(Collection entries)
#####

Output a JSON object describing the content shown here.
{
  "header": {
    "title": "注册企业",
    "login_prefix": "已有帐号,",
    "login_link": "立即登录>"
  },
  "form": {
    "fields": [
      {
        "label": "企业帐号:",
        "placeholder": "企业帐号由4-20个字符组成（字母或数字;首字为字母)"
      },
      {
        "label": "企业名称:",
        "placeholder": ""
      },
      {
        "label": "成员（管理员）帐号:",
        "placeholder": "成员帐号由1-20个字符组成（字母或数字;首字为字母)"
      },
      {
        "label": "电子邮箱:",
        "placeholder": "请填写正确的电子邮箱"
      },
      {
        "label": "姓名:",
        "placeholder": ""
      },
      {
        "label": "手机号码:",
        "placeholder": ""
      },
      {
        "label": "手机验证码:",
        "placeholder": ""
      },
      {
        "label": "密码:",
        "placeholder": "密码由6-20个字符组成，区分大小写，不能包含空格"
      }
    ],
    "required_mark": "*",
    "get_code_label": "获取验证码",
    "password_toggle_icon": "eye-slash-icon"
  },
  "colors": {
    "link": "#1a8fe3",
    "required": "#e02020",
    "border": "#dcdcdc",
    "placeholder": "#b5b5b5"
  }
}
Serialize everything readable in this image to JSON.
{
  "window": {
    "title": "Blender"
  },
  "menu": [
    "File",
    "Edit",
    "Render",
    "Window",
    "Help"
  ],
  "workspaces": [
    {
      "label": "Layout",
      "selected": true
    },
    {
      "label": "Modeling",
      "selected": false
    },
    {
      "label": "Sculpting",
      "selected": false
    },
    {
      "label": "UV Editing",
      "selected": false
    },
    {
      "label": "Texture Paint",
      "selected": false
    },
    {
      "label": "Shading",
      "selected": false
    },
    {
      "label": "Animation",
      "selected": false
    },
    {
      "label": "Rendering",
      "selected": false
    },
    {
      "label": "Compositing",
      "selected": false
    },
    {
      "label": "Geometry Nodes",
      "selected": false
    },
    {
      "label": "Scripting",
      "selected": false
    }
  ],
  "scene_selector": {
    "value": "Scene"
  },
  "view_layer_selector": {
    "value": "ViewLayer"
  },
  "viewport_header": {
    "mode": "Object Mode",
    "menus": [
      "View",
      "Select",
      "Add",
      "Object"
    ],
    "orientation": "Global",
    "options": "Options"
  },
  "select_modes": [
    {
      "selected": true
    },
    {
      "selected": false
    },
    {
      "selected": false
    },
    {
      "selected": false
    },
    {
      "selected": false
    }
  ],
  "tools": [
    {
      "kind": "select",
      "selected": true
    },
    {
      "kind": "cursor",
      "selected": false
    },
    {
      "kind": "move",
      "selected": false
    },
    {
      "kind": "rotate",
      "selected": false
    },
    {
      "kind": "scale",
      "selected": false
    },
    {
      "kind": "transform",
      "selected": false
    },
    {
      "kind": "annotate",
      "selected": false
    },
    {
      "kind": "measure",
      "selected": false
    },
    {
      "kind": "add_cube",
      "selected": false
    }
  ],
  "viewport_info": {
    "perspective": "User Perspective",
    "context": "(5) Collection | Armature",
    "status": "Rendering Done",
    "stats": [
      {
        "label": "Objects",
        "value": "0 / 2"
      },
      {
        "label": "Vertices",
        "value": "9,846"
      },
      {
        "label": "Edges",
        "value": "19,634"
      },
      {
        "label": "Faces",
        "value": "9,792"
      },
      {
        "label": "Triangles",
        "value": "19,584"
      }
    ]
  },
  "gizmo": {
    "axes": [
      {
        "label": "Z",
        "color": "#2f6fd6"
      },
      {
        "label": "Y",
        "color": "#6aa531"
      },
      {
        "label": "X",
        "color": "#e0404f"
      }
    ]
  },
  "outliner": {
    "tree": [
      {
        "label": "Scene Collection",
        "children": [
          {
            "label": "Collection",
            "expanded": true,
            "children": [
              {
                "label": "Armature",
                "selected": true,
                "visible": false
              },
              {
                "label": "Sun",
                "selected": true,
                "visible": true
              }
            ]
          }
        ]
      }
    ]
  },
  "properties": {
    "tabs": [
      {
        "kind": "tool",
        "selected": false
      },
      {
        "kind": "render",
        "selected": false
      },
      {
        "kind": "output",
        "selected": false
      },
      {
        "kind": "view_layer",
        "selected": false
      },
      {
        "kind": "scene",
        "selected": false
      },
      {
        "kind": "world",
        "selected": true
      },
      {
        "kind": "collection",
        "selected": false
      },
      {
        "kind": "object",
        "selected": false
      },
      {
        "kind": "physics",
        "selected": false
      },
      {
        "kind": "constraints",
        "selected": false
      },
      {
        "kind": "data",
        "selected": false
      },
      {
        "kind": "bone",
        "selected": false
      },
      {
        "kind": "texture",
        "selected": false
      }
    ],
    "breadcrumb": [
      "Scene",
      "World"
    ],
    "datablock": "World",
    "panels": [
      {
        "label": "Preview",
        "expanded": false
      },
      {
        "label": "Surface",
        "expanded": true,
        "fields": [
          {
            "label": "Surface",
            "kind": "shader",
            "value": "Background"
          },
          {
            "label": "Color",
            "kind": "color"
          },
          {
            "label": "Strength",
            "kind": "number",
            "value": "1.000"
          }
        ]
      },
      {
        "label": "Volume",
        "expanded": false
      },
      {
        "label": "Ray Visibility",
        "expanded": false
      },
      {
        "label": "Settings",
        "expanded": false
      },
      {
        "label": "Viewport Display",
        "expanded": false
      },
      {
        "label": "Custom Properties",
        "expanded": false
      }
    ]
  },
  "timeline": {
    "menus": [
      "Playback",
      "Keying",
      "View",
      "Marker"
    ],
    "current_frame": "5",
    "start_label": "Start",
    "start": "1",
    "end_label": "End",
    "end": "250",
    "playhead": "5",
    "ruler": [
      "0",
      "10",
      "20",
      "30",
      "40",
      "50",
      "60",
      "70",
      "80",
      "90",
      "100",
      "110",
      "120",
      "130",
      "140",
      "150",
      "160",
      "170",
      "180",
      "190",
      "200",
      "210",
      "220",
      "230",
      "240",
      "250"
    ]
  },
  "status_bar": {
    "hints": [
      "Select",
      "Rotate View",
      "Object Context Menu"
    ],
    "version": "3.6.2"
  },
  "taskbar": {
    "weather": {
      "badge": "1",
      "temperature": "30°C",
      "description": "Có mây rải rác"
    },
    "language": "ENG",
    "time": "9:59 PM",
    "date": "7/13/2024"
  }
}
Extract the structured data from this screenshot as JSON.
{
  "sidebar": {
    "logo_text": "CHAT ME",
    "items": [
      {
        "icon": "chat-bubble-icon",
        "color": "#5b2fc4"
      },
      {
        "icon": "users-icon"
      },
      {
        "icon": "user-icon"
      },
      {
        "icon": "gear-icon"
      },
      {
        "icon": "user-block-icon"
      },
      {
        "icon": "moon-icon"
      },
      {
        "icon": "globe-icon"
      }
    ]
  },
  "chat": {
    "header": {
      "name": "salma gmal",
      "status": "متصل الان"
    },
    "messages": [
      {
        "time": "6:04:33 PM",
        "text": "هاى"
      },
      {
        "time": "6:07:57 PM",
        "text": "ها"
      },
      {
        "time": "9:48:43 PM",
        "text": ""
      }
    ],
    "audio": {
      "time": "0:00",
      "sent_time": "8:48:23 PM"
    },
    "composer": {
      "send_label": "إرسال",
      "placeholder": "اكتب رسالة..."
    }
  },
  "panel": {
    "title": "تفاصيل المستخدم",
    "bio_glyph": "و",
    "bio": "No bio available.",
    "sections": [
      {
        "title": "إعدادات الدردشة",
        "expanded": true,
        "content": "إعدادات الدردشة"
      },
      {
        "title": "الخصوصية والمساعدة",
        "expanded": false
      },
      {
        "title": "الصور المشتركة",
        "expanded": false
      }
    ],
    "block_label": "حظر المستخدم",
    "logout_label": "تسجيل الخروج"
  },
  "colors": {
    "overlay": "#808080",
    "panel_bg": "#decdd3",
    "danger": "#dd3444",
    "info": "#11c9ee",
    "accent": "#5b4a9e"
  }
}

#####

→ Exercise brief: Show every line that contains the word "إعدادات".

→ Reply to the exercise:
        "title": "إعدادات الدردشة",
        "content": "إعدادات الدردشة"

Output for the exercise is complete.